The exercise -
Filter the entries and keep only the lines where the string "color" appears.

== The input ==

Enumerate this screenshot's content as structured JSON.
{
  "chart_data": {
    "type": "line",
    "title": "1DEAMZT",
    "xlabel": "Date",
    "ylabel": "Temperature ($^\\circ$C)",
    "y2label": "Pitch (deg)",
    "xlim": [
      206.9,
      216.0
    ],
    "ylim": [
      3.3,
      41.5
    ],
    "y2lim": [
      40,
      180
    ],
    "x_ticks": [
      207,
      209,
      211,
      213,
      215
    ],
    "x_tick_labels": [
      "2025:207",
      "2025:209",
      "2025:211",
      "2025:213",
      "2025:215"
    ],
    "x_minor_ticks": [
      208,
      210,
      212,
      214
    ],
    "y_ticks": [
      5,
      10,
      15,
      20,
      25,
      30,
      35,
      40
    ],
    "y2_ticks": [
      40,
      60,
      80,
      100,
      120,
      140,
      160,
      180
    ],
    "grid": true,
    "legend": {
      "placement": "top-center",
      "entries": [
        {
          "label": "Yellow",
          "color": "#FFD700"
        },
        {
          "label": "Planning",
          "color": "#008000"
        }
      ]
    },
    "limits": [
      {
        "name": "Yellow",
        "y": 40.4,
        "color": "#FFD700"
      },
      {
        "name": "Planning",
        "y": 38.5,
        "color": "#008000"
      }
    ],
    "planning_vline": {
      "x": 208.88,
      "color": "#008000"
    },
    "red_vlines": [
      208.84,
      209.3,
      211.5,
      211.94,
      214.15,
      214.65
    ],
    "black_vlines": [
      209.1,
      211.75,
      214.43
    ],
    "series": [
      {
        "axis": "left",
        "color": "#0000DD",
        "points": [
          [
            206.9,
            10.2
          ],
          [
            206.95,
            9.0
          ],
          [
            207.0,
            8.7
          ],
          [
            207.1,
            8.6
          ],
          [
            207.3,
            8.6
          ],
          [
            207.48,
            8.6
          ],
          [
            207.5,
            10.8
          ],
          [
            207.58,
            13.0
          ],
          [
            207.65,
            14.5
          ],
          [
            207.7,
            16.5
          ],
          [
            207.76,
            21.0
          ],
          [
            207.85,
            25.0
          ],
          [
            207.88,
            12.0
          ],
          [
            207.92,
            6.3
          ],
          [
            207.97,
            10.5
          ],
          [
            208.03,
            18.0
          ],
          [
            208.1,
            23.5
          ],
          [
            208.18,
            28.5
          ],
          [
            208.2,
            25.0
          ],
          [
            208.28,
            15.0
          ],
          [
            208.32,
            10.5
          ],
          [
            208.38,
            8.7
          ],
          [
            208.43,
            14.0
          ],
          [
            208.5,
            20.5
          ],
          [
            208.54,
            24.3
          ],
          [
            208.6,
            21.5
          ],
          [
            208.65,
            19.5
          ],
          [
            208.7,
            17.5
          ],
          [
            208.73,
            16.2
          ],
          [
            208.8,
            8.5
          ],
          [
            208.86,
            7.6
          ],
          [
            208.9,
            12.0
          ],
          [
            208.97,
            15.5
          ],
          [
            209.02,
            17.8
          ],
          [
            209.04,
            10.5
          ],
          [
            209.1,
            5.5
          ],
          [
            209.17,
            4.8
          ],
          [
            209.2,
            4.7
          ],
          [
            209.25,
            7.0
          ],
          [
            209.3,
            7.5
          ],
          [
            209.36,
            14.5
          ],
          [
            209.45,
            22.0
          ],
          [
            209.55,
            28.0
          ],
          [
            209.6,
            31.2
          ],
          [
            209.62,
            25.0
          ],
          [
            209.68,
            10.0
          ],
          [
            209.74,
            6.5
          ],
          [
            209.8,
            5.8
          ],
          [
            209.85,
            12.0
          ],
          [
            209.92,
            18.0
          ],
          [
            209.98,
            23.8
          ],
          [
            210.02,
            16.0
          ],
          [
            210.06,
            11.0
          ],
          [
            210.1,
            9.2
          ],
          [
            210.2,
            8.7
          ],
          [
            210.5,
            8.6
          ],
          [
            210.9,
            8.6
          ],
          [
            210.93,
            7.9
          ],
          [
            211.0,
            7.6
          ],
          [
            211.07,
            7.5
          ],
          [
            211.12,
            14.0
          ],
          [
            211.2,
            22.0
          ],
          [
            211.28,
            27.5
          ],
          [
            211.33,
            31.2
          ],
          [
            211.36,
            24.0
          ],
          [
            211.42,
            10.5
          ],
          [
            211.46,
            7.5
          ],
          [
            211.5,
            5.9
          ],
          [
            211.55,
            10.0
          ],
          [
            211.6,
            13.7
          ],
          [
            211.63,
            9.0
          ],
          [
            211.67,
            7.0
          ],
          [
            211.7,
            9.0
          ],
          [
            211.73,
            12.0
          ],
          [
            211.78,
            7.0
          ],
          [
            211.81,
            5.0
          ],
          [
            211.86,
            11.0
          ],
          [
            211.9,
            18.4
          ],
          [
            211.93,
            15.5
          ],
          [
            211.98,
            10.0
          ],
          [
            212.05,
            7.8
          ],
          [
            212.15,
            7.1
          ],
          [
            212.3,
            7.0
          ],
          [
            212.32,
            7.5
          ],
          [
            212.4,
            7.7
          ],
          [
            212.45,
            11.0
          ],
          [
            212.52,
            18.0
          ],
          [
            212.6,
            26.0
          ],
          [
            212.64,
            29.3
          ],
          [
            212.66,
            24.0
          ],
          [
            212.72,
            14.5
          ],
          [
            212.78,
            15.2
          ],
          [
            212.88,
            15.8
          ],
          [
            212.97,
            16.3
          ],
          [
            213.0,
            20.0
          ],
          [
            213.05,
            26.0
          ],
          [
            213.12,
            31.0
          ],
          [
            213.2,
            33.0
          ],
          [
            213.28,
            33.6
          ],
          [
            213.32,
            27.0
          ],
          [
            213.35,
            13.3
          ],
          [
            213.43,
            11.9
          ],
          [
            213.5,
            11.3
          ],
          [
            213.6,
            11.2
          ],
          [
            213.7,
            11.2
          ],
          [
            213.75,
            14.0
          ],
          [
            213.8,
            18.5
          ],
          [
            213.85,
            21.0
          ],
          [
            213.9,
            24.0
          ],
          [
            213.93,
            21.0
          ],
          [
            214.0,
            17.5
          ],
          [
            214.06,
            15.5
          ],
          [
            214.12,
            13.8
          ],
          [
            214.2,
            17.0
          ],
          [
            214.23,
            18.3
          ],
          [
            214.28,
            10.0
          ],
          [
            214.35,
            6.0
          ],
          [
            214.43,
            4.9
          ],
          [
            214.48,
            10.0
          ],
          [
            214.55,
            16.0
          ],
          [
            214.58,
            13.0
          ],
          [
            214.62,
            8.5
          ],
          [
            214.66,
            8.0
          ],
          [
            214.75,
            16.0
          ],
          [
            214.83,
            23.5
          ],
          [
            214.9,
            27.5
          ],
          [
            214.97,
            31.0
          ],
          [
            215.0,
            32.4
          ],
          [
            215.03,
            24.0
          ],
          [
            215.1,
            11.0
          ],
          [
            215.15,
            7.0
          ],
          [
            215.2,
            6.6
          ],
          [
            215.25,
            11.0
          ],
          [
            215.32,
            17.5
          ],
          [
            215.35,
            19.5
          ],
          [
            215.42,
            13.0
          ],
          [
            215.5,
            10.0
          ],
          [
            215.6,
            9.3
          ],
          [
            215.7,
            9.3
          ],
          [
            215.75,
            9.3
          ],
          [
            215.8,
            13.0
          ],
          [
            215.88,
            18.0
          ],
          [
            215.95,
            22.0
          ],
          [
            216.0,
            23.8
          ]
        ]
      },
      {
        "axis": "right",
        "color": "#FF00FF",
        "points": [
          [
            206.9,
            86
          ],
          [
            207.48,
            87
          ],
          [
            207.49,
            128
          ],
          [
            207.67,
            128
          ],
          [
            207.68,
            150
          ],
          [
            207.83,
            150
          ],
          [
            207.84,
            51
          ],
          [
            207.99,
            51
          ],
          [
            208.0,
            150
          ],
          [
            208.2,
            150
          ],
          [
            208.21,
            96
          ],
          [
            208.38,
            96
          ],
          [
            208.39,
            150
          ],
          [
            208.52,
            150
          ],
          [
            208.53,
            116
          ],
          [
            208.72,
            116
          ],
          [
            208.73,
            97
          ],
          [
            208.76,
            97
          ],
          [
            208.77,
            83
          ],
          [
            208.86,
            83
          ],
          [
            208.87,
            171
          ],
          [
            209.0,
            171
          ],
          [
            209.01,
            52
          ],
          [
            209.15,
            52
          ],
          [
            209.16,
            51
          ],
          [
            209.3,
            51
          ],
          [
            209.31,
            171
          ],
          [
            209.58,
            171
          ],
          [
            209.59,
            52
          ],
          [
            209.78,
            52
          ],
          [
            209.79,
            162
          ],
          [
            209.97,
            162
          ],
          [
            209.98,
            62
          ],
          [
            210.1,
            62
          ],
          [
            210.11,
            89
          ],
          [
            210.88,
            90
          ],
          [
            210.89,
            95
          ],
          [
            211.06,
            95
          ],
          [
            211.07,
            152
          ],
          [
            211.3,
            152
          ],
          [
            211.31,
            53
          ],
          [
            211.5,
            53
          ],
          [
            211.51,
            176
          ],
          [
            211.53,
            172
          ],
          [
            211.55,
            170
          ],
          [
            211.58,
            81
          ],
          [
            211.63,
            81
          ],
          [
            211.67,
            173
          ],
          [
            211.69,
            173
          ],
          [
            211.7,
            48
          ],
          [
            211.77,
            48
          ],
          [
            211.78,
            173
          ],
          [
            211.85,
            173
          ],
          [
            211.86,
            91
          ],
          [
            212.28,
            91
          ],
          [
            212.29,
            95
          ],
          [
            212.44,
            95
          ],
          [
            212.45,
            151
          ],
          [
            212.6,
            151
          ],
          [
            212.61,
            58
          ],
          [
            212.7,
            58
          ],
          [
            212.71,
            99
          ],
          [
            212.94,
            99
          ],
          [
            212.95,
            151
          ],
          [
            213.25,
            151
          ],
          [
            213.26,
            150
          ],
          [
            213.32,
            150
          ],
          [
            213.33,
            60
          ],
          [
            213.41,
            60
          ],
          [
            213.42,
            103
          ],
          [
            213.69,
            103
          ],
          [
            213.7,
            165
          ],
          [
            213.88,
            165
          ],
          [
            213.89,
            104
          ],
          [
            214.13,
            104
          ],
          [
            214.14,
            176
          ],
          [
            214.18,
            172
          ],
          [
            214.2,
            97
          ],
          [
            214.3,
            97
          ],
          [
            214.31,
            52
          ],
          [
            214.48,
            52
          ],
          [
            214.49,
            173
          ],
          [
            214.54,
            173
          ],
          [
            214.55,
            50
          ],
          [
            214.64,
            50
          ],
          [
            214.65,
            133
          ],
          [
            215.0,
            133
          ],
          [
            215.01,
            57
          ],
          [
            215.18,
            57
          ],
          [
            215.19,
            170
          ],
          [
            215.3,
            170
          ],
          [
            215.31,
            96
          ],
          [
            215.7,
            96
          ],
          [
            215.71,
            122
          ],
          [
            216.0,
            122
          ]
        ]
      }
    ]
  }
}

===

Result of this task -
          "color": "#FFD700"
          "color": "#008000"
        "color": "#FFD700"
        "color": "#008000"
      "color": "#008000"
        "color": "#0000DD",
        "color": "#FF00FF",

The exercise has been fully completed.